Work required:
Check each line of the listing below for the string "name", and copy the ones that have it.

Input records:
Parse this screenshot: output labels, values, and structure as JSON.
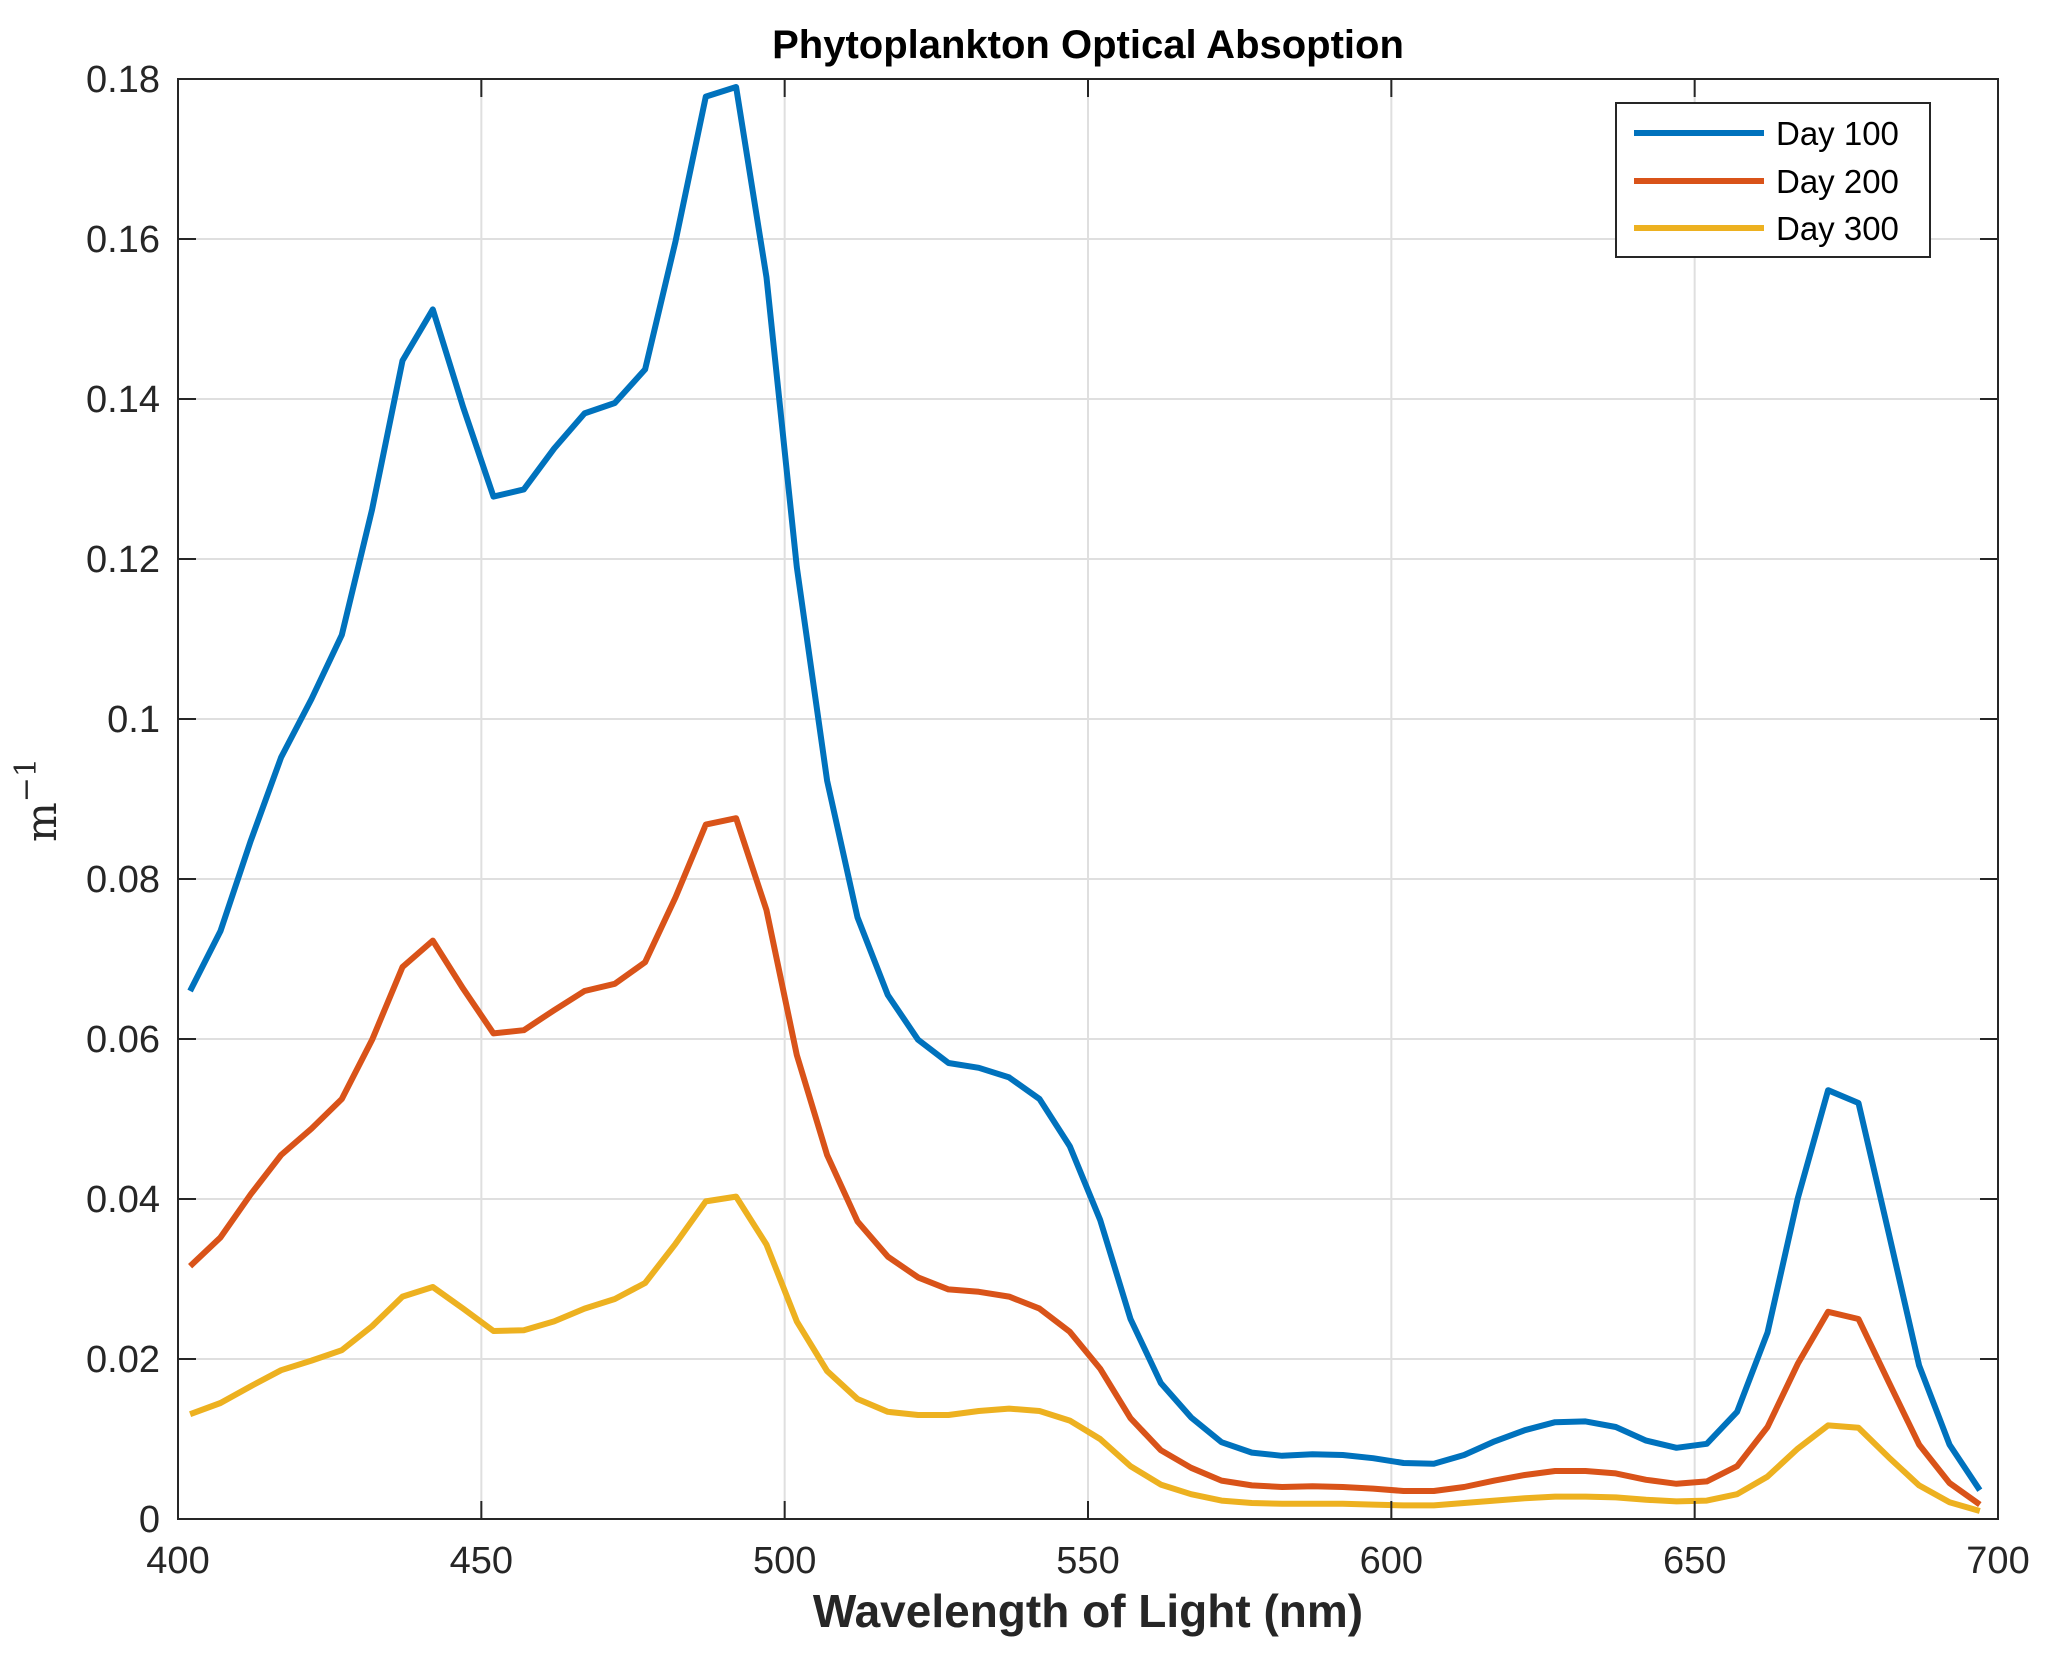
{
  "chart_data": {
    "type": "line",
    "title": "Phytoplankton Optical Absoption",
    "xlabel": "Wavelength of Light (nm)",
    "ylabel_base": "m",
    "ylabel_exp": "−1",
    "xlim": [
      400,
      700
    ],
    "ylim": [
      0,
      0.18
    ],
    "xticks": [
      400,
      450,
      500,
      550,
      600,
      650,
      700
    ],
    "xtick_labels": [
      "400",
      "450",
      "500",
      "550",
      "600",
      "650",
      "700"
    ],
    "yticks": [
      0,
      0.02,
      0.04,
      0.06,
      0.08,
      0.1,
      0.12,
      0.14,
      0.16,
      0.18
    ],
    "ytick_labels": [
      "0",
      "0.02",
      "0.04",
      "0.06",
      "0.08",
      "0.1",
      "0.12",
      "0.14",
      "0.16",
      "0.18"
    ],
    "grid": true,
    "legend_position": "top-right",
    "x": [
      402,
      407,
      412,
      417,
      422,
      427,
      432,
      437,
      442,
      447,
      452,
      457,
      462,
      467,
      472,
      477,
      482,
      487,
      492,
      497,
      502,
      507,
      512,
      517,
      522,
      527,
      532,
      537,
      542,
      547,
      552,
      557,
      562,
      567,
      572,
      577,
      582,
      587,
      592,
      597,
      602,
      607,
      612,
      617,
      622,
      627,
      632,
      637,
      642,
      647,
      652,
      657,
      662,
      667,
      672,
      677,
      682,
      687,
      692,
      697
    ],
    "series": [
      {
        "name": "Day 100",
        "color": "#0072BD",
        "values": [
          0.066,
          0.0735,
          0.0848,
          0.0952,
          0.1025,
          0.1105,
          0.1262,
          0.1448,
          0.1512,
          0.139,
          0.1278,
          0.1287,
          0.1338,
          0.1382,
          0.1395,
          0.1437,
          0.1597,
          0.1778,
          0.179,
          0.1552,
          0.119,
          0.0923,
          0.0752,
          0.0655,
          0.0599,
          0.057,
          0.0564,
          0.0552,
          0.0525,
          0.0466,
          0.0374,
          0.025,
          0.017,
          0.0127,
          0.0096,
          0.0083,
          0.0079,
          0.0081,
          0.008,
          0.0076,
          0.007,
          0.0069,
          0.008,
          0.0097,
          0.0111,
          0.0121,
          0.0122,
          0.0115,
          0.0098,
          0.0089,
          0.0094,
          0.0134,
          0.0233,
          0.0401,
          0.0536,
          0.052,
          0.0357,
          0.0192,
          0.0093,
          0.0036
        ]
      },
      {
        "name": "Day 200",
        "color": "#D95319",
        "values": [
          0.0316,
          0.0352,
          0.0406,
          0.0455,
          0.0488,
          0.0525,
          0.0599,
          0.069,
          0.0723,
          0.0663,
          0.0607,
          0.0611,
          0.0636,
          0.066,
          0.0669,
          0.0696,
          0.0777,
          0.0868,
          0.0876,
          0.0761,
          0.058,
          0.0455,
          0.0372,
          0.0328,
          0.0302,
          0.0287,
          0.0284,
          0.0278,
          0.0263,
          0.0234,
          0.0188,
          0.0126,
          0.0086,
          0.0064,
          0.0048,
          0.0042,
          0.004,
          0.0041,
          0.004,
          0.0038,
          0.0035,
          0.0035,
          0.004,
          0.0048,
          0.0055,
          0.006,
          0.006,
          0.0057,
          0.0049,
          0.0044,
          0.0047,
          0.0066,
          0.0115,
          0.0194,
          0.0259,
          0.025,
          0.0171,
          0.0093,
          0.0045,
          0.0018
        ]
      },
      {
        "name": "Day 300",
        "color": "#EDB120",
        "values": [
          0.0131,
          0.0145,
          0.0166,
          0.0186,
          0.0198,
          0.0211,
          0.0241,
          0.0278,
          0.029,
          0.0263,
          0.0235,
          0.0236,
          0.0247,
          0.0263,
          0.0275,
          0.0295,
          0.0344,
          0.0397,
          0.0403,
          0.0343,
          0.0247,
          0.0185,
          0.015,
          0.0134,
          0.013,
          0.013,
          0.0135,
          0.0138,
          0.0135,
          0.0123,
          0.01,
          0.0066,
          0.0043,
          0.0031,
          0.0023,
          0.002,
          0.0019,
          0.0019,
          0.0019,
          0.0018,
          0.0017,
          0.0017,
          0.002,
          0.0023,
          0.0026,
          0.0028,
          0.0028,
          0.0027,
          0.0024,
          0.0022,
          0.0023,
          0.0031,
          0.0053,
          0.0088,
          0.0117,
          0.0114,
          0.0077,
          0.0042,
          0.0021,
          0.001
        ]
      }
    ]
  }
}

Solution below:
        "name": "Day 100",
        "name": "Day 200",
        "name": "Day 300",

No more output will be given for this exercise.